**What is needed:**
Repeat the records in full and exactly, omitting pictures.

-- start Data records --

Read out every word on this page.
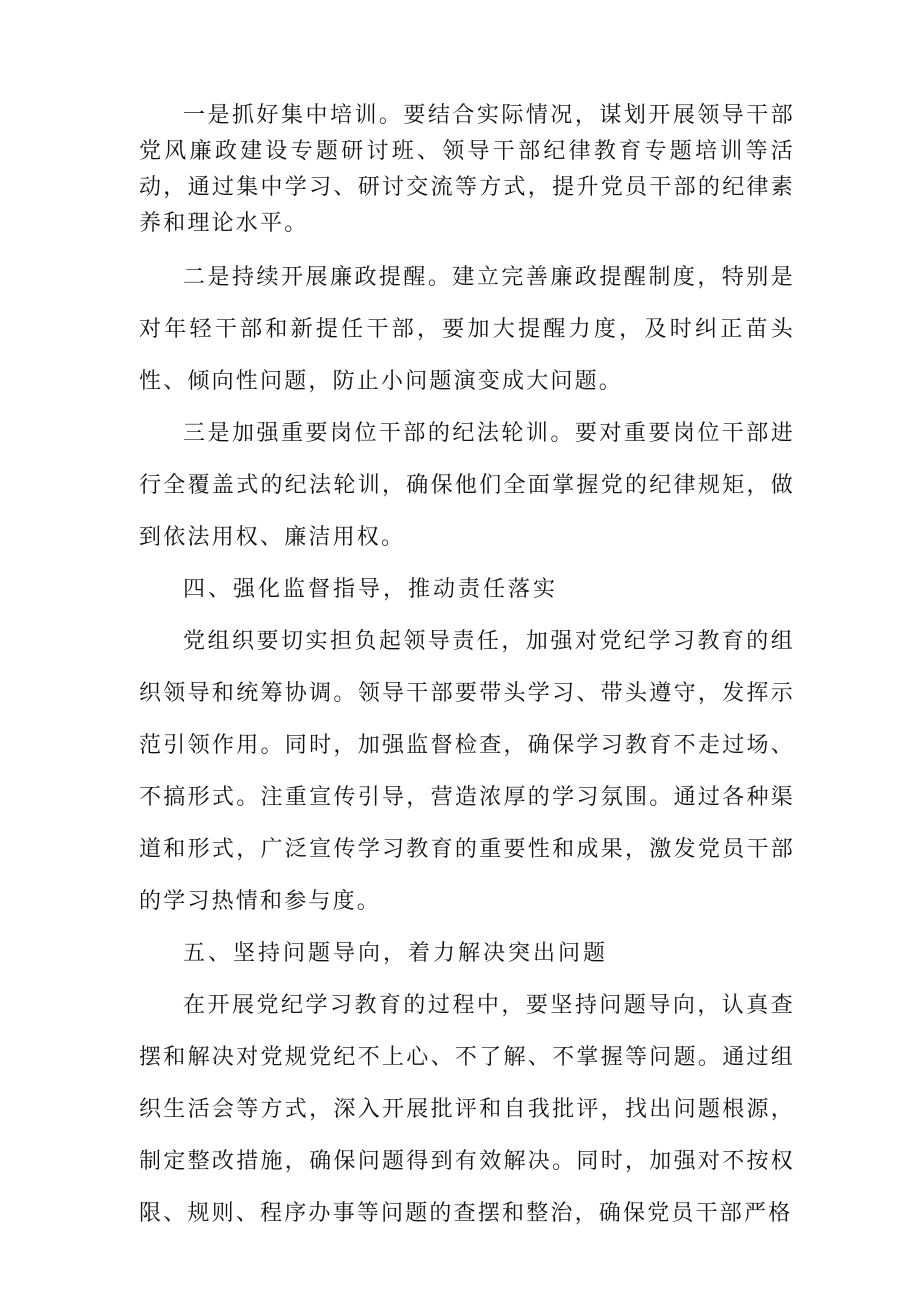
一是抓好集中培训。要结合实际情况，谋划开展领导干部党风廉政建设专题研讨班、领导干部纪律教育专题培训等活动，通过集中学习、研讨交流等方式，提升党员干部的纪律素养和理论水平。

二是持续开展廉政提醒。建立完善廉政提醒制度，特别是对年轻干部和新提任干部，要加大提醒力度，及时纠正苗头性、倾向性问题，防止小问题演变成大问题。

三是加强重要岗位干部的纪法轮训。要对重要岗位干部进行全覆盖式的纪法轮训，确保他们全面掌握党的纪律规矩，做到依法用权、廉洁用权。

四、强化监督指导，推动责任落实

党组织要切实担负起领导责任，加强对党纪学习教育的组织领导和统筹协调。领导干部要带头学习、带头遵守，发挥示范引领作用。同时，加强监督检查，确保学习教育不走过场、不搞形式。注重宣传引导，营造浓厚的学习氛围。通过各种渠道和形式，广泛宣传学习教育的重要性和成果，激发党员干部的学习热情和参与度。

五、坚持问题导向，着力解决突出问题

在开展党纪学习教育的过程中，要坚持问题导向，认真查摆和解决对党规党纪不上心、不了解、不掌握等问题。通过组织生活会等方式，深入开展批评和自我批评，找出问题根源，制定整改措施，确保问题得到有效解决。同时，加强对不按权限、规则、程序办事等问题的查摆和整治，确保党员干部严格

-- end Data records --

**Response to the task:**
Read out every word on this page.
一是抓好集中培训。要结合实际情况，谋划开展领导干部党风廉政建设专题研讨班、领导干部纪律教育专题培训等活动，通过集中学习、研讨交流等方式，提升党员干部的纪律素养和理论水平。

二是持续开展廉政提醒。建立完善廉政提醒制度，特别是对年轻干部和新提任干部，要加大提醒力度，及时纠正苗头性、倾向性问题，防止小问题演变成大问题。

三是加强重要岗位干部的纪法轮训。要对重要岗位干部进行全覆盖式的纪法轮训，确保他们全面掌握党的纪律规矩，做到依法用权、廉洁用权。

四、强化监督指导，推动责任落实

党组织要切实担负起领导责任，加强对党纪学习教育的组织领导和统筹协调。领导干部要带头学习、带头遵守，发挥示范引领作用。同时，加强监督检查，确保学习教育不走过场、不搞形式。注重宣传引导，营造浓厚的学习氛围。通过各种渠道和形式，广泛宣传学习教育的重要性和成果，激发党员干部的学习热情和参与度。

五、坚持问题导向，着力解决突出问题

在开展党纪学习教育的过程中，要坚持问题导向，认真查摆和解决对党规党纪不上心、不了解、不掌握等问题。通过组织生活会等方式，深入开展批评和自我批评，找出问题根源，制定整改措施，确保问题得到有效解决。同时，加强对不按权限、规则、程序办事等问题的查摆和整治，确保党员干部严格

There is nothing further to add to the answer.